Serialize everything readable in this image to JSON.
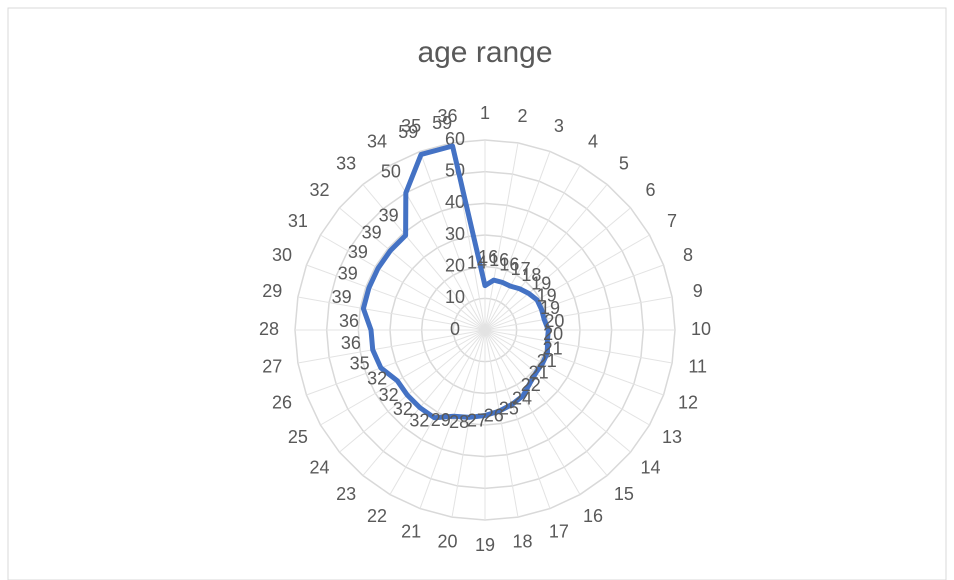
{
  "chart_data": {
    "type": "radar",
    "title": "age range",
    "categories": [
      "1",
      "2",
      "3",
      "4",
      "5",
      "6",
      "7",
      "8",
      "9",
      "10",
      "11",
      "12",
      "13",
      "14",
      "15",
      "16",
      "17",
      "18",
      "19",
      "20",
      "21",
      "22",
      "23",
      "24",
      "25",
      "26",
      "27",
      "28",
      "29",
      "30",
      "31",
      "32",
      "33",
      "34",
      "35",
      "36"
    ],
    "series": [
      {
        "name": "age range",
        "color": "#4472c4",
        "values": [
          14,
          16,
          16,
          16,
          17,
          18,
          19,
          19,
          19,
          20,
          20,
          21,
          21,
          21,
          22,
          24,
          25,
          26,
          27,
          28,
          29,
          32,
          32,
          32,
          32,
          35,
          36,
          36,
          39,
          39,
          39,
          39,
          39,
          50,
          59,
          59
        ]
      }
    ],
    "ylim": [
      0,
      60
    ],
    "yticks": [
      0,
      10,
      20,
      30,
      40,
      50,
      60
    ],
    "grid": true,
    "data_labels": true
  }
}
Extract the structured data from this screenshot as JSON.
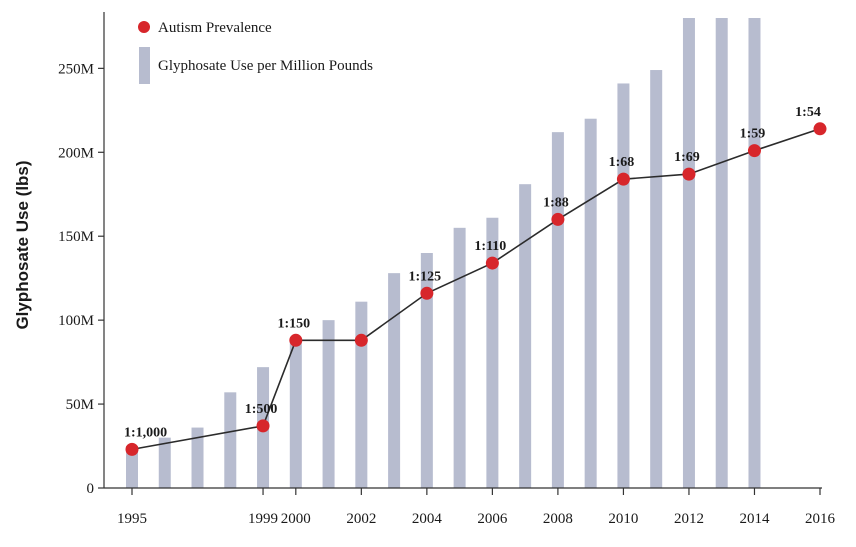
{
  "colors": {
    "bar": "#b7bccf",
    "line": "#2b2b2b",
    "point": "#d7262b",
    "axis": "#333333"
  },
  "legend": {
    "points_label": "Autism Prevalence",
    "bars_label": "Glyphosate Use per Million Pounds",
    "placement": "top-left"
  },
  "chart_data": {
    "type": "bar",
    "ylabel": "Glyphosate Use (lbs)",
    "xlabel": "",
    "ylim": [
      0,
      280
    ],
    "yticks": [
      {
        "value": 0,
        "label": "0"
      },
      {
        "value": 50,
        "label": "50M"
      },
      {
        "value": 100,
        "label": "100M"
      },
      {
        "value": 150,
        "label": "150M"
      },
      {
        "value": 200,
        "label": "200M"
      },
      {
        "value": 250,
        "label": "250M"
      }
    ],
    "xlim": [
      1995,
      2016
    ],
    "xticks": [
      1995,
      1999,
      2000,
      2002,
      2004,
      2006,
      2008,
      2010,
      2012,
      2014,
      2016
    ],
    "grid": false,
    "series": [
      {
        "name": "Glyphosate Use per Million Pounds",
        "type": "bar",
        "x": [
          1995,
          1996,
          1997,
          1998,
          1999,
          2000,
          2001,
          2002,
          2003,
          2004,
          2005,
          2006,
          2007,
          2008,
          2009,
          2010,
          2011,
          2012,
          2013,
          2014
        ],
        "values": [
          25,
          30,
          36,
          57,
          72,
          88,
          100,
          111,
          128,
          140,
          155,
          161,
          181,
          212,
          220,
          241,
          249,
          285,
          284,
          286
        ]
      },
      {
        "name": "Autism Prevalence",
        "type": "line",
        "x": [
          1995,
          1999,
          2000,
          2002,
          2004,
          2006,
          2008,
          2010,
          2012,
          2014,
          2016
        ],
        "values": [
          23,
          37,
          88,
          88,
          116,
          134,
          160,
          184,
          187,
          201,
          214
        ],
        "labels": [
          "1:1,000",
          "1:500",
          "1:150",
          "",
          "1:125",
          "1:110",
          "1:88",
          "1:68",
          "1:69",
          "1:59",
          "1:54"
        ]
      }
    ]
  }
}
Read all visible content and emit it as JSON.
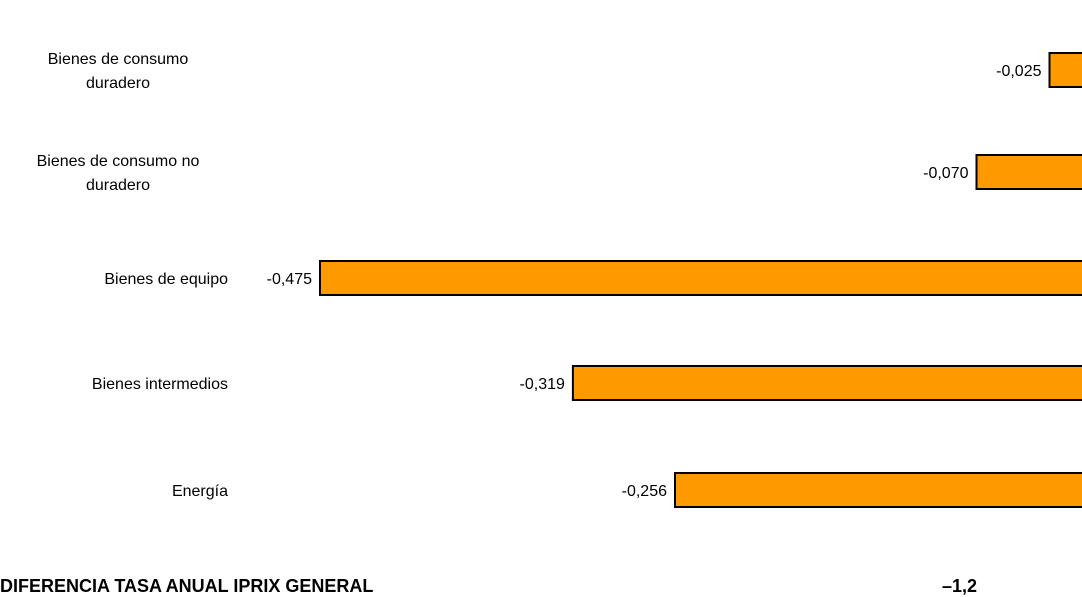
{
  "chart_data": {
    "type": "bar",
    "orientation": "horizontal",
    "categories": [
      [
        "Bienes de consumo",
        "duradero"
      ],
      [
        "Bienes de consumo no",
        "duradero"
      ],
      [
        "Bienes de equipo"
      ],
      [
        "Bienes intermedios"
      ],
      [
        "Energía"
      ]
    ],
    "values": [
      -0.025,
      -0.07,
      -0.475,
      -0.319,
      -0.256
    ],
    "value_labels": [
      "-0,025",
      "-0,070",
      "-0,475",
      "-0,319",
      "-0,256"
    ],
    "bar_color": "#FF9900",
    "bar_stroke": "#000000",
    "xlim": [
      -0.475,
      0
    ],
    "grid": false,
    "legend": "none"
  },
  "footer": {
    "label": "DIFERENCIA TASA ANUAL IPRIX GENERAL",
    "value": "–1,2"
  }
}
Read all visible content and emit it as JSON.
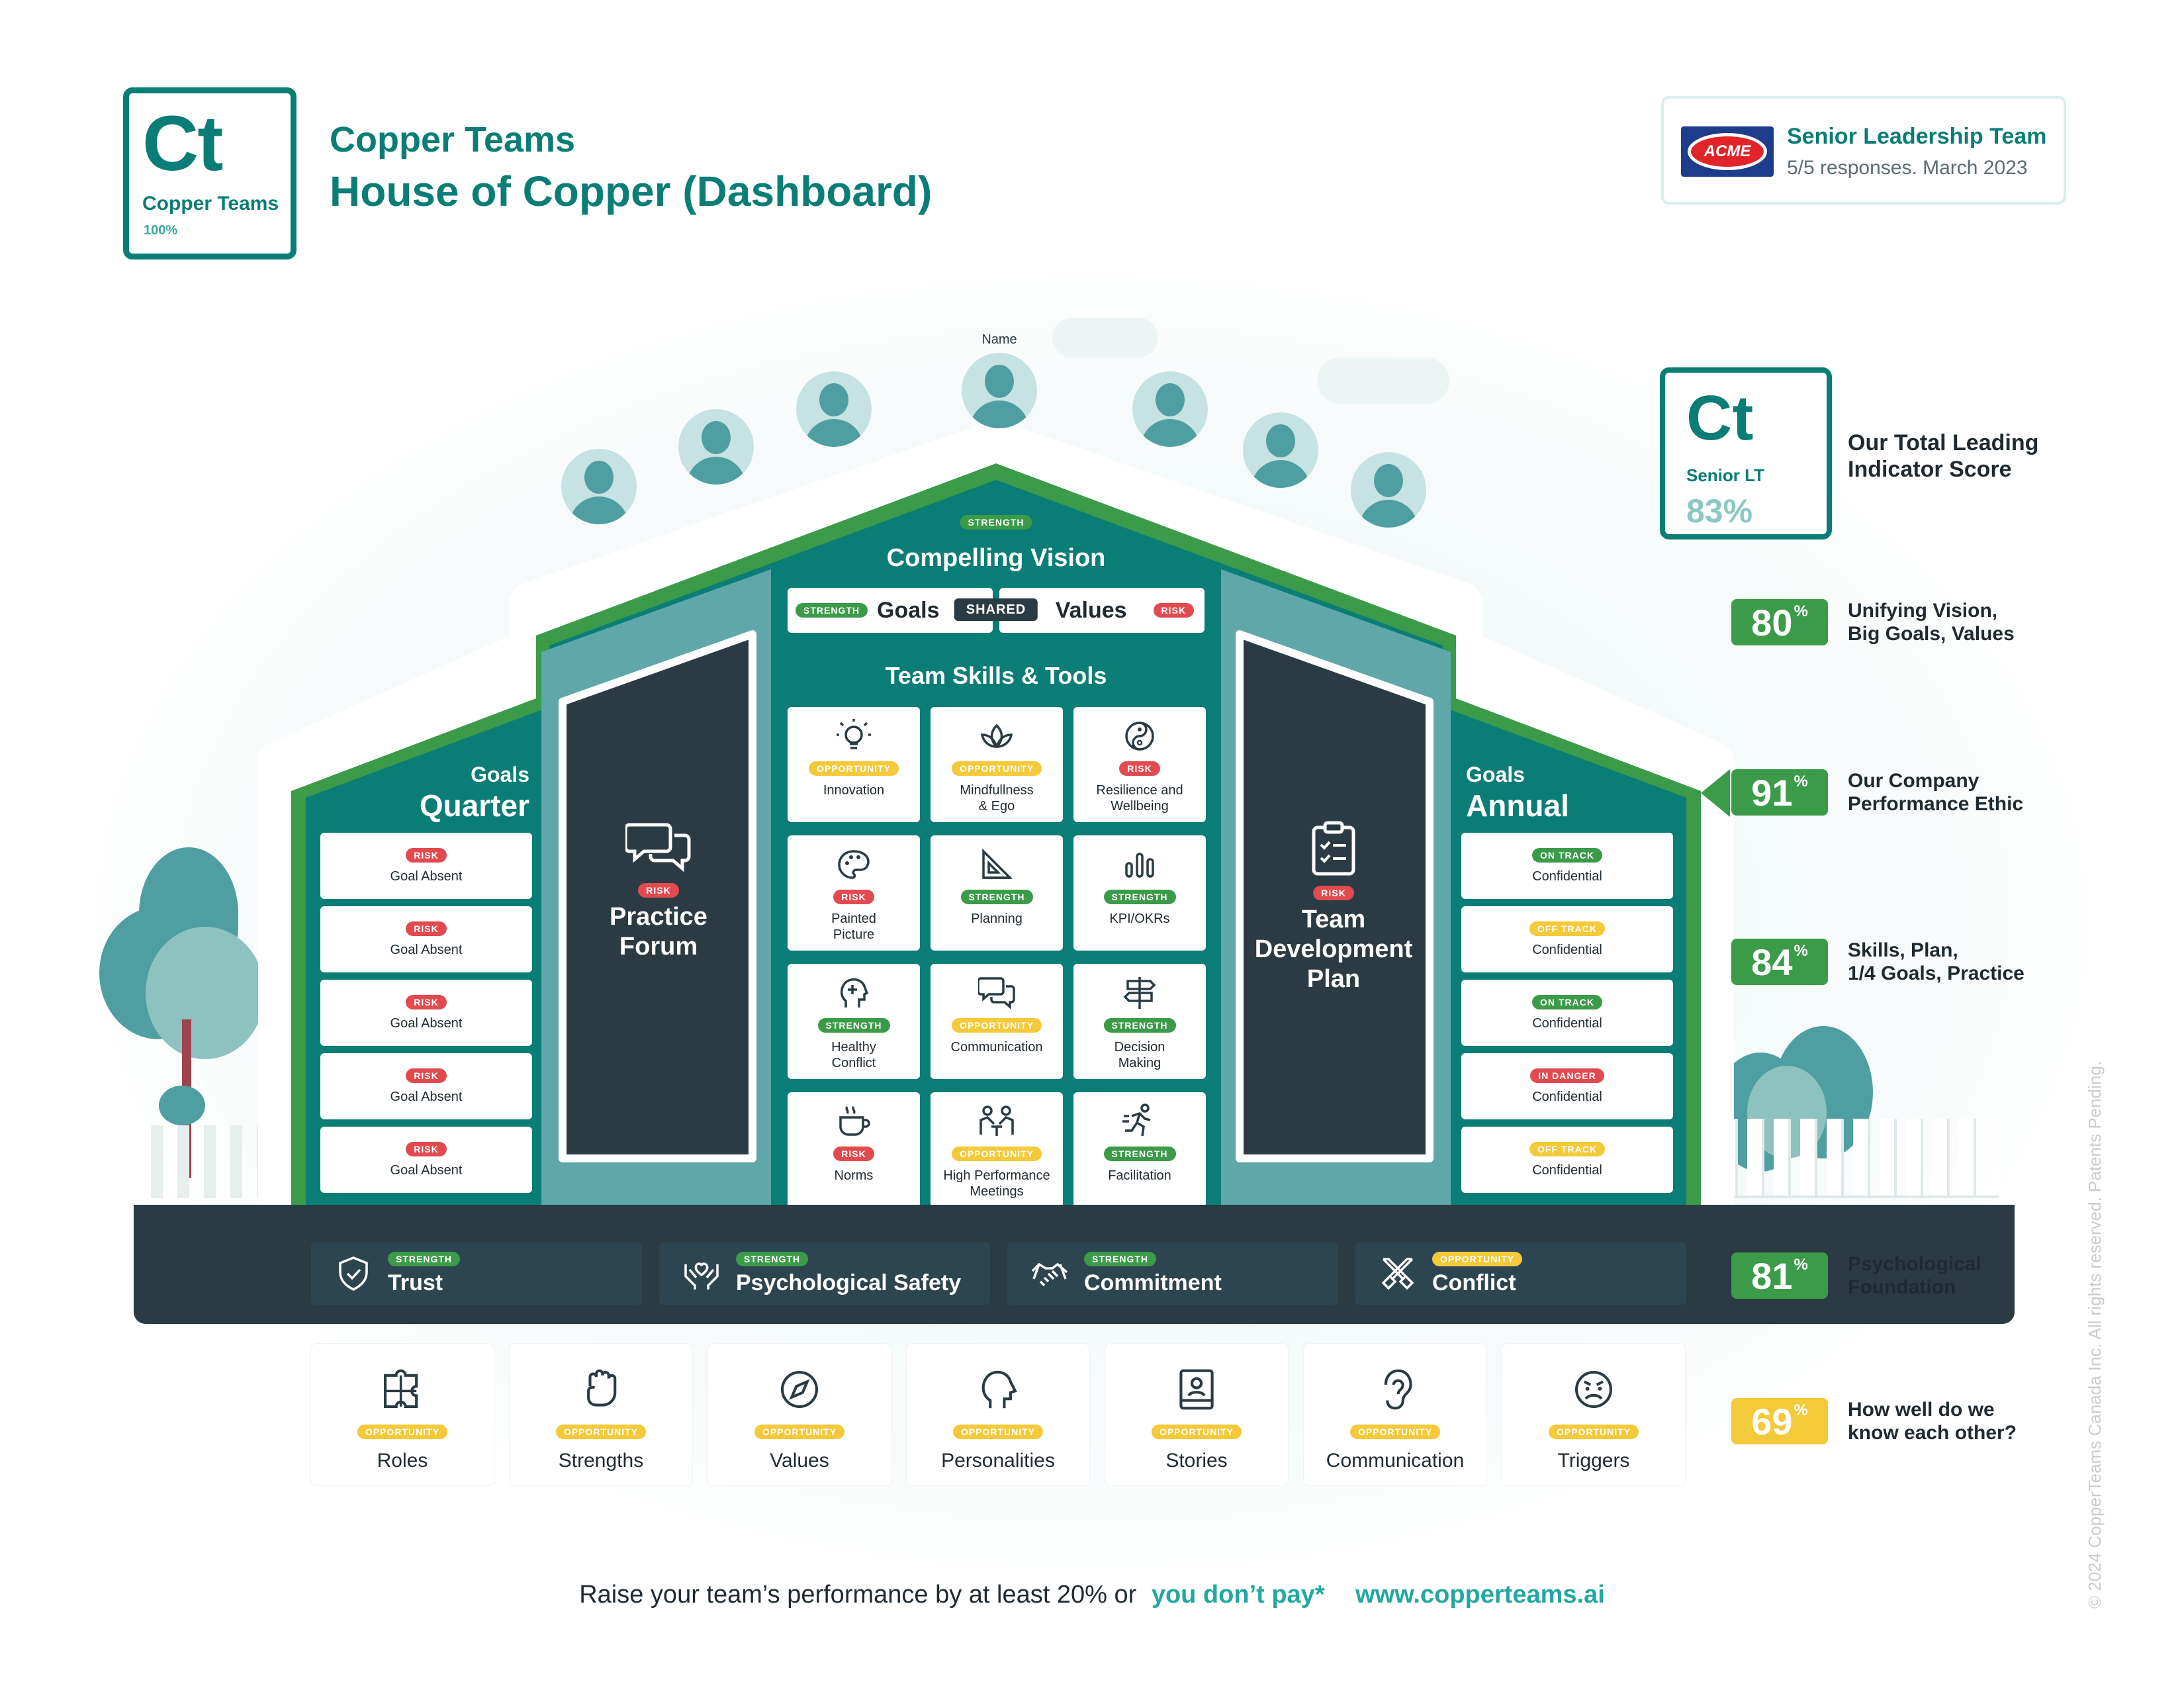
{
  "brand": {
    "symbol": "Ct",
    "name": "Copper Teams",
    "percent": "100%",
    "title_small": "Copper Teams",
    "title_large": "House of Copper (Dashboard)"
  },
  "team": {
    "logo_text": "ACME",
    "name": "Senior Leadership Team",
    "subtitle": "5/5 responses. March 2023"
  },
  "total_score": {
    "symbol": "Ct",
    "label": "Senior LT",
    "value": "83%",
    "caption_line1": "Our Total Leading",
    "caption_line2": "Indicator Score"
  },
  "scores": [
    {
      "value": "80",
      "unit": "%",
      "line1": "Unifying Vision,",
      "line2": "Big Goals, Values",
      "color": "#3b9b48"
    },
    {
      "value": "91",
      "unit": "%",
      "line1": "Our Company",
      "line2": "Performance Ethic",
      "color": "#3b9b48"
    },
    {
      "value": "84",
      "unit": "%",
      "line1": "Skills, Plan,",
      "line2": "1/4 Goals, Practice",
      "color": "#3b9b48"
    },
    {
      "value": "81",
      "unit": "%",
      "line1": "Psychological",
      "line2": "Foundation",
      "color": "#3b9b48"
    },
    {
      "value": "69",
      "unit": "%",
      "line1": "How well do we",
      "line2": "know each other?",
      "color": "#f4c93a"
    }
  ],
  "members": [
    {
      "name": "Name"
    },
    {
      "name": "Name"
    },
    {
      "name": "Name"
    },
    {
      "name": "Name"
    },
    {
      "name": "Name"
    },
    {
      "name": "Name"
    },
    {
      "name": "Name"
    }
  ],
  "roof": {
    "vision_status": "Strength",
    "vision_title": "Compelling Vision",
    "goals_status": "Strength",
    "goals_label": "Goals",
    "shared_label": "Shared",
    "values_label": "Values",
    "values_status": "Risk",
    "skills_title": "Team Skills & Tools"
  },
  "quarter": {
    "small": "Goals",
    "large": "Quarter",
    "items": [
      {
        "status": "Risk",
        "label": "Goal Absent"
      },
      {
        "status": "Risk",
        "label": "Goal Absent"
      },
      {
        "status": "Risk",
        "label": "Goal Absent"
      },
      {
        "status": "Risk",
        "label": "Goal Absent"
      },
      {
        "status": "Risk",
        "label": "Goal Absent"
      }
    ]
  },
  "annual": {
    "small": "Goals",
    "large": "Annual",
    "items": [
      {
        "status": "On Track",
        "label": "Confidential"
      },
      {
        "status": "Off Track",
        "label": "Confidential"
      },
      {
        "status": "On Track",
        "label": "Confidential"
      },
      {
        "status": "In Danger",
        "label": "Confidential"
      },
      {
        "status": "Off Track",
        "label": "Confidential"
      }
    ]
  },
  "practice": {
    "status": "Risk",
    "line1": "Practice",
    "line2": "Forum"
  },
  "plan": {
    "status": "Risk",
    "line1": "Team",
    "line2": "Development",
    "line3": "Plan"
  },
  "skills": [
    {
      "status": "Opportunity",
      "line1": "Innovation",
      "line2": "",
      "icon": "lightbulb-icon"
    },
    {
      "status": "Opportunity",
      "line1": "Mindfullness",
      "line2": "& Ego",
      "icon": "lotus-icon"
    },
    {
      "status": "Risk",
      "line1": "Resilience and",
      "line2": "Wellbeing",
      "icon": "yin-yang-icon"
    },
    {
      "status": "Risk",
      "line1": "Painted",
      "line2": "Picture",
      "icon": "palette-icon"
    },
    {
      "status": "Strength",
      "line1": "Planning",
      "line2": "",
      "icon": "set-square-icon"
    },
    {
      "status": "Strength",
      "line1": "KPI/OKRs",
      "line2": "",
      "icon": "bar-chart-icon"
    },
    {
      "status": "Strength",
      "line1": "Healthy",
      "line2": "Conflict",
      "icon": "head-plus-icon"
    },
    {
      "status": "Opportunity",
      "line1": "Communication",
      "line2": "",
      "icon": "chat-bubbles-icon"
    },
    {
      "status": "Strength",
      "line1": "Decision",
      "line2": "Making",
      "icon": "signpost-icon"
    },
    {
      "status": "Risk",
      "line1": "Norms",
      "line2": "",
      "icon": "coffee-cup-icon"
    },
    {
      "status": "Opportunity",
      "line1": "High Performance",
      "line2": "Meetings",
      "icon": "meeting-icon"
    },
    {
      "status": "Strength",
      "line1": "Facilitation",
      "line2": "",
      "icon": "runner-icon"
    }
  ],
  "foundation": [
    {
      "status": "Strength",
      "label": "Trust",
      "icon": "shield-check-icon"
    },
    {
      "status": "Strength",
      "label": "Psychological Safety",
      "icon": "hands-heart-icon"
    },
    {
      "status": "Strength",
      "label": "Commitment",
      "icon": "handshake-icon"
    },
    {
      "status": "Opportunity",
      "label": "Conflict",
      "icon": "crossed-swords-icon"
    }
  ],
  "know_each_other": [
    {
      "status": "Opportunity",
      "label": "Roles",
      "icon": "puzzle-icon"
    },
    {
      "status": "Opportunity",
      "label": "Strengths",
      "icon": "fist-icon"
    },
    {
      "status": "Opportunity",
      "label": "Values",
      "icon": "compass-icon"
    },
    {
      "status": "Opportunity",
      "label": "Personalities",
      "icon": "head-profile-icon"
    },
    {
      "status": "Opportunity",
      "label": "Stories",
      "icon": "book-icon"
    },
    {
      "status": "Opportunity",
      "label": "Communication",
      "icon": "ear-icon"
    },
    {
      "status": "Opportunity",
      "label": "Triggers",
      "icon": "angry-face-icon"
    }
  ],
  "footer": {
    "tagline": "Raise your team’s performance by at least 20% or",
    "guarantee": "you don’t pay*",
    "url": "www.copperteams.ai",
    "copyright": "© 2024 CopperTeams Canada Inc. All rights reserved. Patents Pending."
  },
  "colors": {
    "teal": "#0b7d77",
    "dark": "#2a3b43",
    "green": "#3b9b48",
    "risk": "#e14a4f",
    "opportunity": "#f4c93a"
  }
}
◆ ◆ ◆ ◆ ◆ ◆ ◆
* _GIVEN INSTRUCTION_: Copy out every line from the material above in which the word "Prevalence" appears.

* _ANSWER TO THIS TASK_:
    "points_label": "Autism Prevalence",
        "name": "Autism Prevalence",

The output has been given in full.